• **YOUR INSTRUCTIONS**
Every line of the records below that holds the word "articleboom" belongs in the answer.

• **DATA SHOWN**

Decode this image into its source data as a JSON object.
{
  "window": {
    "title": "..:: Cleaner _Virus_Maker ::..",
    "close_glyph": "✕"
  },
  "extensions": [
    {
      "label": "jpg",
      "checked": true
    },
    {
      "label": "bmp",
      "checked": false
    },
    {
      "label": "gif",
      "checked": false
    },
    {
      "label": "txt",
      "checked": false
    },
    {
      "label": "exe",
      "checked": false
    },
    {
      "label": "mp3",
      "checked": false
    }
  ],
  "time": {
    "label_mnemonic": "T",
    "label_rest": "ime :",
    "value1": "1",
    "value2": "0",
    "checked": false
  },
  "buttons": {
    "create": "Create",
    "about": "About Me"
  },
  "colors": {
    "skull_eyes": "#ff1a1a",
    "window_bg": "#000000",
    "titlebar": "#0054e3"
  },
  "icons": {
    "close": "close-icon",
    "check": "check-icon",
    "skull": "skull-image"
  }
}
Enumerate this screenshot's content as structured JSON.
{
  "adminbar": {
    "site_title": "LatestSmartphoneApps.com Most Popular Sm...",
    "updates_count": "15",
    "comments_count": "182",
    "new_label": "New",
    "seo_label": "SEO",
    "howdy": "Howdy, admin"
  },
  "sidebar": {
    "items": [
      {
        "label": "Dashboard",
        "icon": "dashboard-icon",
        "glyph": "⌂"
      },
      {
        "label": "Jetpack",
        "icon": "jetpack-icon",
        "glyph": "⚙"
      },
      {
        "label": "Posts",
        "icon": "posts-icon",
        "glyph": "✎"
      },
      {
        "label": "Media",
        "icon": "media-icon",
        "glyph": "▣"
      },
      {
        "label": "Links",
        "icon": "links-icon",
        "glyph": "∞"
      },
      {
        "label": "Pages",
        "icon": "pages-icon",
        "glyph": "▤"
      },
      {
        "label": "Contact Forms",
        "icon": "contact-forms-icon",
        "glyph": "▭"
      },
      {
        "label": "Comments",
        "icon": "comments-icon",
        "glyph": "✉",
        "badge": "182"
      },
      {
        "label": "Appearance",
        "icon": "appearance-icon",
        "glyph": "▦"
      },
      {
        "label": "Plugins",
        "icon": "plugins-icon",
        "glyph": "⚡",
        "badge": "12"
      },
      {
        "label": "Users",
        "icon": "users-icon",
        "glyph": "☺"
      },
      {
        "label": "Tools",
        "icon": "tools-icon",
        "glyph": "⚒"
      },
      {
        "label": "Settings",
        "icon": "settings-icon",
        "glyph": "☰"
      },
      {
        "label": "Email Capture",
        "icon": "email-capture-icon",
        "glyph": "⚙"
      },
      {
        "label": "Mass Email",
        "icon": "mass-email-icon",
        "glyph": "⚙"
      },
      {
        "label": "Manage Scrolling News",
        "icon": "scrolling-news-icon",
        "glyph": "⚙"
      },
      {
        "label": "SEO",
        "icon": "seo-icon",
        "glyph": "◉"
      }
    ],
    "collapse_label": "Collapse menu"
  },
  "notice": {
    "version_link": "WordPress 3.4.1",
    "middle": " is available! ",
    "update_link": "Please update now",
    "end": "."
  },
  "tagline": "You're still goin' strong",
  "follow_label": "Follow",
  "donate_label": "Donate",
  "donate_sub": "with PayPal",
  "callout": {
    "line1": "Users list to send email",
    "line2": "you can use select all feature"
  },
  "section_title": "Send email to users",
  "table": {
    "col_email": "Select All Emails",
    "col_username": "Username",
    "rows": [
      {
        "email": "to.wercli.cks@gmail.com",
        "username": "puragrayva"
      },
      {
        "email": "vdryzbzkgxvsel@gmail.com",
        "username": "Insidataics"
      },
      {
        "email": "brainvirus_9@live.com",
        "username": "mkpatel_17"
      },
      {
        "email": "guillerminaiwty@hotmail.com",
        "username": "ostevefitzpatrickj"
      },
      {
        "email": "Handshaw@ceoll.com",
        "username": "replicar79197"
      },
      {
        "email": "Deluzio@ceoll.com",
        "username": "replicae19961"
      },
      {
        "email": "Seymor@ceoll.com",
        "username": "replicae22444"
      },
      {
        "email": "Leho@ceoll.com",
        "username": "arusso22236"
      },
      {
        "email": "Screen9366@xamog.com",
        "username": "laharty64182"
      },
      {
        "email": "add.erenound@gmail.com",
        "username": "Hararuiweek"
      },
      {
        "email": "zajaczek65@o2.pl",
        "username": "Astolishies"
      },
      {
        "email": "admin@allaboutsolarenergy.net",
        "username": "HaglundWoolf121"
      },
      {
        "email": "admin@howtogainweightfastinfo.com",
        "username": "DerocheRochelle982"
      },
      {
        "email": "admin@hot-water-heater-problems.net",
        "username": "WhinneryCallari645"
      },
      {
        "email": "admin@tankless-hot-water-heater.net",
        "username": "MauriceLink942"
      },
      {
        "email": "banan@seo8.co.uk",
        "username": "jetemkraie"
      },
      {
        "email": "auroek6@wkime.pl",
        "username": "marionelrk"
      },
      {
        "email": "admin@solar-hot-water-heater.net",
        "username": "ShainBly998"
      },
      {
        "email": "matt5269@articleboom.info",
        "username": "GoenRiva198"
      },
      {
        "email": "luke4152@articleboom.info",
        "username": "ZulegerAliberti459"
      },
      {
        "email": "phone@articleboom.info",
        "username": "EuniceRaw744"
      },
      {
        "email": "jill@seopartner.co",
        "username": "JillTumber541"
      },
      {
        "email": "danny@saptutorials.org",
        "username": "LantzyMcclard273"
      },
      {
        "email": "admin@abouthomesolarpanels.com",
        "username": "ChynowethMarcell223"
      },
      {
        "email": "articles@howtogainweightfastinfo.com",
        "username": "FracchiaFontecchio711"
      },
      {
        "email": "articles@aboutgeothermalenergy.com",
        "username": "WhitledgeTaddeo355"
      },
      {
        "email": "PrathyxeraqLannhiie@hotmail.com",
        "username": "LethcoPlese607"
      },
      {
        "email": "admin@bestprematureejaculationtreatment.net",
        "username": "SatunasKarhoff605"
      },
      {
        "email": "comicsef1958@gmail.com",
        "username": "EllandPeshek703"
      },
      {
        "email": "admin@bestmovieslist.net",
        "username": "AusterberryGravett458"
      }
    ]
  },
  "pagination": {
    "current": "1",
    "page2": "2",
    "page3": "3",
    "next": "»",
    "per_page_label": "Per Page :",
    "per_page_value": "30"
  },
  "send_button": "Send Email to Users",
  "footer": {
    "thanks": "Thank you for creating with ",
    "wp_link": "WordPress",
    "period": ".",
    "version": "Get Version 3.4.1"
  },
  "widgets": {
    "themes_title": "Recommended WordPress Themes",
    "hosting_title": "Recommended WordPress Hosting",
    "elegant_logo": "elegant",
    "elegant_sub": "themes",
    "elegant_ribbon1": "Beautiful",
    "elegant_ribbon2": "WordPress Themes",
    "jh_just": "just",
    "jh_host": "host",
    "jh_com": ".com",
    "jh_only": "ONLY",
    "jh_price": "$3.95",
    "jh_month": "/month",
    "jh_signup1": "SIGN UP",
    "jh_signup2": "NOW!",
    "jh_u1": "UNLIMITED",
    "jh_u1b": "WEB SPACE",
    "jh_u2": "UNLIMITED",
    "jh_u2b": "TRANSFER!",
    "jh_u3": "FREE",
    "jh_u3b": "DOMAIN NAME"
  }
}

• **WRITTEN SOLUTION**
        "email": "matt5269@articleboom.info",
        "email": "luke4152@articleboom.info",
        "email": "phone@articleboom.info",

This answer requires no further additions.